→ Task to complete:
Write out every line of the material exactly as it appears.

==========

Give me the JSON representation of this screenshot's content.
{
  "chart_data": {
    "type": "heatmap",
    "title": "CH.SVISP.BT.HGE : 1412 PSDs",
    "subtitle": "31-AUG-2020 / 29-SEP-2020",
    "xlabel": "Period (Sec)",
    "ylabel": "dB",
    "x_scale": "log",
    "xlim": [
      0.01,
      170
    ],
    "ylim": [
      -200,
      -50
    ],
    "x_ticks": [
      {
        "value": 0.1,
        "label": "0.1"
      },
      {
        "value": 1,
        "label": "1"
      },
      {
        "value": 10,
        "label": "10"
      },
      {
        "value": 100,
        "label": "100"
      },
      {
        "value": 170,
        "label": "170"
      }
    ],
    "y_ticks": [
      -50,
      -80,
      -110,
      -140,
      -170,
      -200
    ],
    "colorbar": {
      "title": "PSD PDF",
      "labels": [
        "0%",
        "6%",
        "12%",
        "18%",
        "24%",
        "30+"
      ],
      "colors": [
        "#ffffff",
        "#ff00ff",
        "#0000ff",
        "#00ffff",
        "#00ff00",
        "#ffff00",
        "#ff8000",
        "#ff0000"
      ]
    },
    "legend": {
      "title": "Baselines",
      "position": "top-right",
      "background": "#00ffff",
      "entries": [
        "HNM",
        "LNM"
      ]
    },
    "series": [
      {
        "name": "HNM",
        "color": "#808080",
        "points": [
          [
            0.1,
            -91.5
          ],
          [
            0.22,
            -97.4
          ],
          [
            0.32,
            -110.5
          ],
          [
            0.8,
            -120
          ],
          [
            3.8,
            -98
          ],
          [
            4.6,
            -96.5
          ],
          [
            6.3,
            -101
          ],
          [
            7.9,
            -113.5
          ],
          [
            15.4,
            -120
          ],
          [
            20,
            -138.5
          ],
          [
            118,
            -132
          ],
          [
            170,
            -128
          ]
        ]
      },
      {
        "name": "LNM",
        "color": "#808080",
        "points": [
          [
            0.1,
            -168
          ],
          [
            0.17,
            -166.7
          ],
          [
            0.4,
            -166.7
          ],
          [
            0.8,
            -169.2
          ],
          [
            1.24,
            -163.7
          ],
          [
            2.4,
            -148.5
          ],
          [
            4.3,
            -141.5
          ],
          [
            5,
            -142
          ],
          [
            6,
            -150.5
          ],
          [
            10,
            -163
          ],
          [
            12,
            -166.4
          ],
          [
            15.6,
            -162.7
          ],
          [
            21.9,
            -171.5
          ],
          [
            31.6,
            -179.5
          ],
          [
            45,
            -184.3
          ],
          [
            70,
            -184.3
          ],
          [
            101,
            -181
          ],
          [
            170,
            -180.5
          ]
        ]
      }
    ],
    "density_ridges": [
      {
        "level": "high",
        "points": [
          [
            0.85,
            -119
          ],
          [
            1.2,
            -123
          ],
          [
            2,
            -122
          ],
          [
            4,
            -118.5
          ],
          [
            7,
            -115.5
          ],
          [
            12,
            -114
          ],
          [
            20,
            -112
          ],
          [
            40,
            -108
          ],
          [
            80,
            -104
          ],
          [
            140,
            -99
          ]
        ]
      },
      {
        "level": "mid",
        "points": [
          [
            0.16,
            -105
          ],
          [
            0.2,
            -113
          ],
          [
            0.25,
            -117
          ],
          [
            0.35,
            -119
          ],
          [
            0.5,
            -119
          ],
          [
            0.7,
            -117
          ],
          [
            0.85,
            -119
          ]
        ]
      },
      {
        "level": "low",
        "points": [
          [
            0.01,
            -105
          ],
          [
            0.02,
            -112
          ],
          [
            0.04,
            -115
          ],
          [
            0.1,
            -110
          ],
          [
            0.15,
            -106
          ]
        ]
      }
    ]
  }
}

==========

→ The answer:
Give me the JSON representation of this screenshot's content.
{
  "chart_data": {
    "type": "heatmap",
    "title": "CH.SVISP.BT.HGE : 1412 PSDs",
    "subtitle": "31-AUG-2020 / 29-SEP-2020",
    "xlabel": "Period (Sec)",
    "ylabel": "dB",
    "x_scale": "log",
    "xlim": [
      0.01,
      170
    ],
    "ylim": [
      -200,
      -50
    ],
    "x_ticks": [
      {
        "value": 0.1,
        "label": "0.1"
      },
      {
        "value": 1,
        "label": "1"
      },
      {
        "value": 10,
        "label": "10"
      },
      {
        "value": 100,
        "label": "100"
      },
      {
        "value": 170,
        "label": "170"
      }
    ],
    "y_ticks": [
      -50,
      -80,
      -110,
      -140,
      -170,
      -200
    ],
    "colorbar": {
      "title": "PSD PDF",
      "labels": [
        "0%",
        "6%",
        "12%",
        "18%",
        "24%",
        "30+"
      ],
      "colors": [
        "#ffffff",
        "#ff00ff",
        "#0000ff",
        "#00ffff",
        "#00ff00",
        "#ffff00",
        "#ff8000",
        "#ff0000"
      ]
    },
    "legend": {
      "title": "Baselines",
      "position": "top-right",
      "background": "#00ffff",
      "entries": [
        "HNM",
        "LNM"
      ]
    },
    "series": [
      {
        "name": "HNM",
        "color": "#808080",
        "points": [
          [
            0.1,
            -91.5
          ],
          [
            0.22,
            -97.4
          ],
          [
            0.32,
            -110.5
          ],
          [
            0.8,
            -120
          ],
          [
            3.8,
            -98
          ],
          [
            4.6,
            -96.5
          ],
          [
            6.3,
            -101
          ],
          [
            7.9,
            -113.5
          ],
          [
            15.4,
            -120
          ],
          [
            20,
            -138.5
          ],
          [
            118,
            -132
          ],
          [
            170,
            -128
          ]
        ]
      },
      {
        "name": "LNM",
        "color": "#808080",
        "points": [
          [
            0.1,
            -168
          ],
          [
            0.17,
            -166.7
          ],
          [
            0.4,
            -166.7
          ],
          [
            0.8,
            -169.2
          ],
          [
            1.24,
            -163.7
          ],
          [
            2.4,
            -148.5
          ],
          [
            4.3,
            -141.5
          ],
          [
            5,
            -142
          ],
          [
            6,
            -150.5
          ],
          [
            10,
            -163
          ],
          [
            12,
            -166.4
          ],
          [
            15.6,
            -162.7
          ],
          [
            21.9,
            -171.5
          ],
          [
            31.6,
            -179.5
          ],
          [
            45,
            -184.3
          ],
          [
            70,
            -184.3
          ],
          [
            101,
            -181
          ],
          [
            170,
            -180.5
          ]
        ]
      }
    ],
    "density_ridges": [
      {
        "level": "high",
        "points": [
          [
            0.85,
            -119
          ],
          [
            1.2,
            -123
          ],
          [
            2,
            -122
          ],
          [
            4,
            -118.5
          ],
          [
            7,
            -115.5
          ],
          [
            12,
            -114
          ],
          [
            20,
            -112
          ],
          [
            40,
            -108
          ],
          [
            80,
            -104
          ],
          [
            140,
            -99
          ]
        ]
      },
      {
        "level": "mid",
        "points": [
          [
            0.16,
            -105
          ],
          [
            0.2,
            -113
          ],
          [
            0.25,
            -117
          ],
          [
            0.35,
            -119
          ],
          [
            0.5,
            -119
          ],
          [
            0.7,
            -117
          ],
          [
            0.85,
            -119
          ]
        ]
      },
      {
        "level": "low",
        "points": [
          [
            0.01,
            -105
          ],
          [
            0.02,
            -112
          ],
          [
            0.04,
            -115
          ],
          [
            0.1,
            -110
          ],
          [
            0.15,
            -106
          ]
        ]
      }
    ]
  }
}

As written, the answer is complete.